» Short task: Locate the lines of the listing below that hold "lower", then copy each of them.

———

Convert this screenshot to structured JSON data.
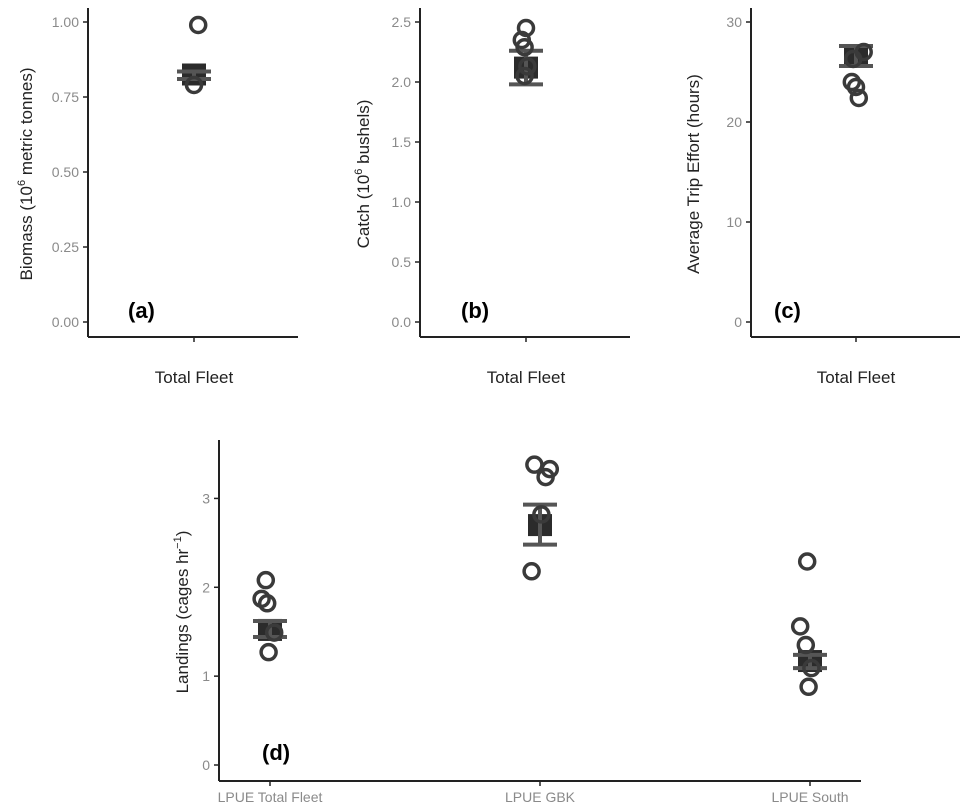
{
  "colors": {
    "point_outline": "#3a3a3a",
    "mean_marker": "#2b2b2b",
    "error_bar": "#555555",
    "point_highlight": "#a8a8a8",
    "axis": "#222222",
    "tick_label": "#8a8a8a"
  },
  "chart_data": [
    {
      "panel": "(a)",
      "type": "scatter",
      "categories": [
        "Total Fleet"
      ],
      "ylabel": {
        "pre": "Biomass (10",
        "sup": "6",
        "post": " metric tonnes)"
      },
      "ylim": [
        0,
        1.0
      ],
      "yticks": [
        "0.00",
        "0.25",
        "0.50",
        "0.75",
        "1.00"
      ],
      "points": [
        {
          "category": "Total Fleet",
          "offset": 0.3,
          "y": 0.99
        },
        {
          "category": "Total Fleet",
          "offset": 0.0,
          "y": 0.79
        }
      ],
      "means": [
        {
          "category": "Total Fleet",
          "y": 0.825,
          "lower": 0.81,
          "upper": 0.835
        }
      ]
    },
    {
      "panel": "(b)",
      "type": "scatter",
      "categories": [
        "Total Fleet"
      ],
      "ylabel": {
        "pre": "Catch (10",
        "sup": "6",
        "post": " bushels)"
      },
      "ylim": [
        0,
        2.5
      ],
      "yticks": [
        "0.0",
        "0.5",
        "1.0",
        "1.5",
        "2.0",
        "2.5"
      ],
      "points": [
        {
          "category": "Total Fleet",
          "offset": 0.0,
          "y": 2.45
        },
        {
          "category": "Total Fleet",
          "offset": -0.3,
          "y": 2.35
        },
        {
          "category": "Total Fleet",
          "offset": -0.1,
          "y": 2.29
        },
        {
          "category": "Total Fleet",
          "offset": 0.1,
          "y": 2.13
        },
        {
          "category": "Total Fleet",
          "offset": -0.1,
          "y": 2.05
        }
      ],
      "means": [
        {
          "category": "Total Fleet",
          "y": 2.12,
          "lower": 1.98,
          "upper": 2.26
        }
      ]
    },
    {
      "panel": "(c)",
      "type": "scatter",
      "categories": [
        "Total Fleet"
      ],
      "ylabel": {
        "pre": "Average Trip Effort (hours)",
        "sup": "",
        "post": ""
      },
      "ylim": [
        0,
        30
      ],
      "yticks": [
        "0",
        "10",
        "20",
        "30"
      ],
      "points": [
        {
          "category": "Total Fleet",
          "offset": 0.55,
          "y": 27.0
        },
        {
          "category": "Total Fleet",
          "offset": -0.2,
          "y": 26.3
        },
        {
          "category": "Total Fleet",
          "offset": -0.3,
          "y": 24.0
        },
        {
          "category": "Total Fleet",
          "offset": 0.0,
          "y": 23.5
        },
        {
          "category": "Total Fleet",
          "offset": 0.2,
          "y": 22.4
        }
      ],
      "means": [
        {
          "category": "Total Fleet",
          "y": 26.5,
          "lower": 25.6,
          "upper": 27.6
        }
      ]
    },
    {
      "panel": "(d)",
      "type": "scatter",
      "categories": [
        "LPUE Total Fleet",
        "LPUE GBK",
        "LPUE South"
      ],
      "ylabel": {
        "pre": "Landings (cages hr",
        "sup": "−1",
        "post": ")"
      },
      "ylim": [
        0,
        3.5
      ],
      "yticks": [
        "0",
        "1",
        "2",
        "3"
      ],
      "points": [
        {
          "category": "LPUE Total Fleet",
          "offset": -0.3,
          "y": 2.08
        },
        {
          "category": "LPUE Total Fleet",
          "offset": -0.6,
          "y": 1.87
        },
        {
          "category": "LPUE Total Fleet",
          "offset": -0.2,
          "y": 1.82
        },
        {
          "category": "LPUE Total Fleet",
          "offset": 0.3,
          "y": 1.49
        },
        {
          "category": "LPUE Total Fleet",
          "offset": -0.1,
          "y": 1.27
        },
        {
          "category": "LPUE GBK",
          "offset": -0.4,
          "y": 3.38
        },
        {
          "category": "LPUE GBK",
          "offset": 0.7,
          "y": 3.33
        },
        {
          "category": "LPUE GBK",
          "offset": 0.4,
          "y": 3.24
        },
        {
          "category": "LPUE GBK",
          "offset": 0.1,
          "y": 2.82
        },
        {
          "category": "LPUE GBK",
          "offset": -0.6,
          "y": 2.18
        },
        {
          "category": "LPUE South",
          "offset": -0.2,
          "y": 2.29
        },
        {
          "category": "LPUE South",
          "offset": -0.7,
          "y": 1.56
        },
        {
          "category": "LPUE South",
          "offset": -0.3,
          "y": 1.35
        },
        {
          "category": "LPUE South",
          "offset": 0.1,
          "y": 1.09
        },
        {
          "category": "LPUE South",
          "offset": -0.1,
          "y": 0.88
        }
      ],
      "means": [
        {
          "category": "LPUE Total Fleet",
          "y": 1.52,
          "lower": 1.44,
          "upper": 1.62
        },
        {
          "category": "LPUE GBK",
          "y": 2.7,
          "lower": 2.48,
          "upper": 2.93
        },
        {
          "category": "LPUE South",
          "y": 1.17,
          "lower": 1.09,
          "upper": 1.24
        }
      ]
    }
  ]
}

———

» Answer to this exercise:
          "lower": 0.81,
          "lower": 1.98,
          "lower": 25.6,
          "lower": 1.44,
          "lower": 2.48,
          "lower": 1.09,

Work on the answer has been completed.